• **TASK STATEMENT**: Do not include the pictures; repeat the rest of the data exactly.
— START —
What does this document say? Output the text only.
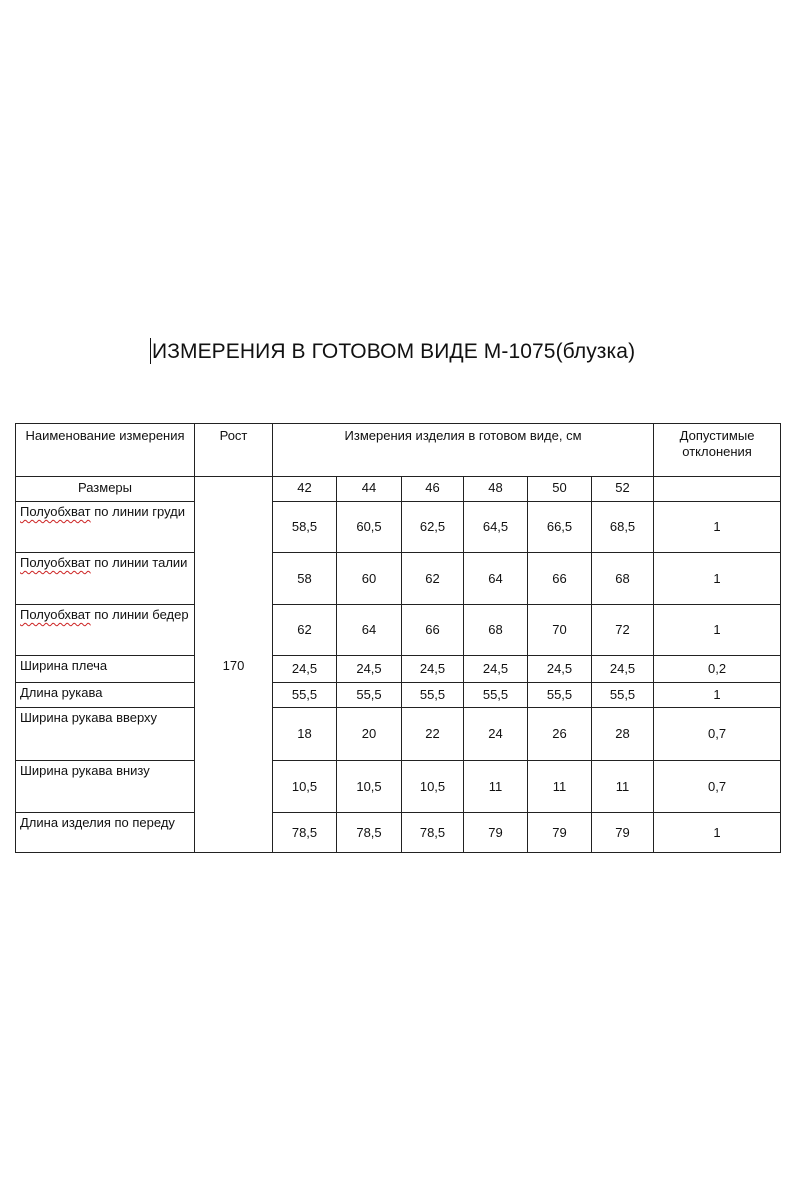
ИЗМЕРЕНИЯ В ГОТОВОМ ВИДЕ М-1075(блузка)
Наименование измерения	Рост	Измерения изделия в готовом виде, см						Допустимые отклонения
Размеры	170	42	44	46	48	50	52	
Полуобхват по линии груди		58,5	60,5	62,5	64,5	66,5	68,5	1
Полуобхват по линии талии		58	60	62	64	66	68	1
Полуобхват по линии бедер		62	64	66	68	70	72	1
Ширина плеча		24,5	24,5	24,5	24,5	24,5	24,5	0,2
Длина рукава		55,5	55,5	55,5	55,5	55,5	55,5	1
Ширина рукава вверху		18	20	22	24	26	28	0,7
Ширина рукава внизу		10,5	10,5	10,5	11	11	11	0,7
Длина изделия по переду		78,5	78,5	78,5	79	79	79	1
— END —
• **SOLUTION FOR THIS PROBLEM**:
What does this document say? Output the text only.
ИЗМЕРЕНИЯ В ГОТОВОМ ВИДЕ М-1075(блузка)
Наименование измерения	Рост	Измерения изделия в готовом виде, см						Допустимые отклонения
Размеры	170	42	44	46	48	50	52	
Полуобхват по линии груди		58,5	60,5	62,5	64,5	66,5	68,5	1
Полуобхват по линии талии		58	60	62	64	66	68	1
Полуобхват по линии бедер		62	64	66	68	70	72	1
Ширина плеча		24,5	24,5	24,5	24,5	24,5	24,5	0,2
Длина рукава		55,5	55,5	55,5	55,5	55,5	55,5	1
Ширина рукава вверху		18	20	22	24	26	28	0,7
Ширина рукава внизу		10,5	10,5	10,5	11	11	11	0,7
Длина изделия по переду		78,5	78,5	78,5	79	79	79	1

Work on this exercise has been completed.